_WHAT IS BEING ASKED:_
Output all entries verbatim. Skip pictures.

Top of SOURCE INFORMATION

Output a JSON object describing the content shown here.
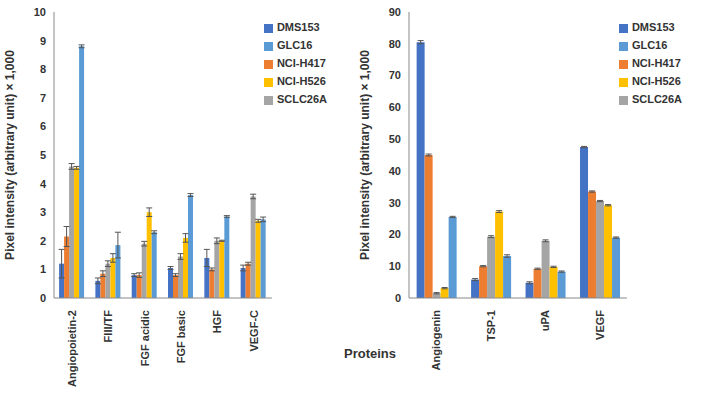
{
  "chart_data": [
    {
      "type": "bar",
      "x_label": "Proteins",
      "y_label": "Pixel intensity (arbitrary unit) × 1,000",
      "categories": [
        "Angiopoietin-2",
        "FIII/TF",
        "FGF acidic",
        "FGF basic",
        "HGF",
        "VEGF-C"
      ],
      "series": [
        {
          "name": "DMS153",
          "color": "#4472c4",
          "values": [
            1.2,
            0.6,
            0.8,
            1.05,
            1.4,
            1.05
          ],
          "errors": [
            0.5,
            0.1,
            0.05,
            0.05,
            0.3,
            0.1
          ]
        },
        {
          "name": "NCI-H417",
          "color": "#ed7d31",
          "values": [
            2.15,
            0.85,
            0.8,
            0.8,
            1.0,
            1.2
          ],
          "errors": [
            0.35,
            0.1,
            0.08,
            0.05,
            0.05,
            0.05
          ]
        },
        {
          "name": "SCLC26A",
          "color": "#a5a5a5",
          "values": [
            4.6,
            1.2,
            1.9,
            1.45,
            2.0,
            3.55
          ],
          "errors": [
            0.1,
            0.1,
            0.08,
            0.1,
            0.1,
            0.08
          ]
        },
        {
          "name": "NCI-H526",
          "color": "#ffc000",
          "values": [
            4.55,
            1.4,
            3.0,
            2.1,
            2.0,
            2.7
          ],
          "errors": [
            0.05,
            0.15,
            0.15,
            0.15,
            0.02,
            0.05
          ]
        },
        {
          "name": "GLC16",
          "color": "#5b9bd5",
          "values": [
            8.8,
            1.85,
            2.3,
            3.6,
            2.85,
            2.75
          ],
          "errors": [
            0.05,
            0.45,
            0.05,
            0.05,
            0.03,
            0.08
          ]
        }
      ],
      "ylim": [
        0,
        10
      ],
      "yticks": [
        0,
        1,
        2,
        3,
        4,
        5,
        6,
        7,
        8,
        9,
        10
      ],
      "legend": "upper right",
      "grid": false
    },
    {
      "type": "bar",
      "y_label": "Pixel intensity (arbitrary unit) × 1,000",
      "categories": [
        "Angiogenin",
        "TSP-1",
        "uPA",
        "VEGF"
      ],
      "series": [
        {
          "name": "DMS153",
          "color": "#4472c4",
          "values": [
            80.5,
            5.8,
            4.8,
            47.5
          ],
          "errors": [
            0.5,
            0.3,
            0.3,
            0.2
          ]
        },
        {
          "name": "NCI-H417",
          "color": "#ed7d31",
          "values": [
            45,
            10,
            9.2,
            33.5
          ],
          "errors": [
            0.3,
            0.2,
            0.2,
            0.2
          ]
        },
        {
          "name": "SCLC26A",
          "color": "#a5a5a5",
          "values": [
            1.5,
            19.3,
            18,
            30.5
          ],
          "errors": [
            0.2,
            0.3,
            0.3,
            0.2
          ]
        },
        {
          "name": "NCI-H526",
          "color": "#ffc000",
          "values": [
            3.1,
            27.2,
            9.8,
            29.2
          ],
          "errors": [
            0.2,
            0.3,
            0.2,
            0.2
          ]
        },
        {
          "name": "GLC16",
          "color": "#5b9bd5",
          "values": [
            25.5,
            13.2,
            8.3,
            19
          ],
          "errors": [
            0.2,
            0.4,
            0.2,
            0.2
          ]
        }
      ],
      "ylim": [
        0,
        90
      ],
      "yticks": [
        0,
        10,
        20,
        30,
        40,
        50,
        60,
        70,
        80,
        90
      ],
      "legend": "upper right",
      "grid": false
    }
  ]
}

Bottom of SOURCE INFORMATION

_WRITTEN RESPONSE:_
Output a JSON object describing the content shown here.
{
  "chart_data": [
    {
      "type": "bar",
      "x_label": "Proteins",
      "y_label": "Pixel intensity (arbitrary unit) × 1,000",
      "categories": [
        "Angiopoietin-2",
        "FIII/TF",
        "FGF acidic",
        "FGF basic",
        "HGF",
        "VEGF-C"
      ],
      "series": [
        {
          "name": "DMS153",
          "color": "#4472c4",
          "values": [
            1.2,
            0.6,
            0.8,
            1.05,
            1.4,
            1.05
          ],
          "errors": [
            0.5,
            0.1,
            0.05,
            0.05,
            0.3,
            0.1
          ]
        },
        {
          "name": "NCI-H417",
          "color": "#ed7d31",
          "values": [
            2.15,
            0.85,
            0.8,
            0.8,
            1.0,
            1.2
          ],
          "errors": [
            0.35,
            0.1,
            0.08,
            0.05,
            0.05,
            0.05
          ]
        },
        {
          "name": "SCLC26A",
          "color": "#a5a5a5",
          "values": [
            4.6,
            1.2,
            1.9,
            1.45,
            2.0,
            3.55
          ],
          "errors": [
            0.1,
            0.1,
            0.08,
            0.1,
            0.1,
            0.08
          ]
        },
        {
          "name": "NCI-H526",
          "color": "#ffc000",
          "values": [
            4.55,
            1.4,
            3.0,
            2.1,
            2.0,
            2.7
          ],
          "errors": [
            0.05,
            0.15,
            0.15,
            0.15,
            0.02,
            0.05
          ]
        },
        {
          "name": "GLC16",
          "color": "#5b9bd5",
          "values": [
            8.8,
            1.85,
            2.3,
            3.6,
            2.85,
            2.75
          ],
          "errors": [
            0.05,
            0.45,
            0.05,
            0.05,
            0.03,
            0.08
          ]
        }
      ],
      "ylim": [
        0,
        10
      ],
      "yticks": [
        0,
        1,
        2,
        3,
        4,
        5,
        6,
        7,
        8,
        9,
        10
      ],
      "legend": "upper right",
      "grid": false
    },
    {
      "type": "bar",
      "y_label": "Pixel intensity (arbitrary unit) × 1,000",
      "categories": [
        "Angiogenin",
        "TSP-1",
        "uPA",
        "VEGF"
      ],
      "series": [
        {
          "name": "DMS153",
          "color": "#4472c4",
          "values": [
            80.5,
            5.8,
            4.8,
            47.5
          ],
          "errors": [
            0.5,
            0.3,
            0.3,
            0.2
          ]
        },
        {
          "name": "NCI-H417",
          "color": "#ed7d31",
          "values": [
            45,
            10,
            9.2,
            33.5
          ],
          "errors": [
            0.3,
            0.2,
            0.2,
            0.2
          ]
        },
        {
          "name": "SCLC26A",
          "color": "#a5a5a5",
          "values": [
            1.5,
            19.3,
            18,
            30.5
          ],
          "errors": [
            0.2,
            0.3,
            0.3,
            0.2
          ]
        },
        {
          "name": "NCI-H526",
          "color": "#ffc000",
          "values": [
            3.1,
            27.2,
            9.8,
            29.2
          ],
          "errors": [
            0.2,
            0.3,
            0.2,
            0.2
          ]
        },
        {
          "name": "GLC16",
          "color": "#5b9bd5",
          "values": [
            25.5,
            13.2,
            8.3,
            19
          ],
          "errors": [
            0.2,
            0.4,
            0.2,
            0.2
          ]
        }
      ],
      "ylim": [
        0,
        90
      ],
      "yticks": [
        0,
        10,
        20,
        30,
        40,
        50,
        60,
        70,
        80,
        90
      ],
      "legend": "upper right",
      "grid": false
    }
  ]
}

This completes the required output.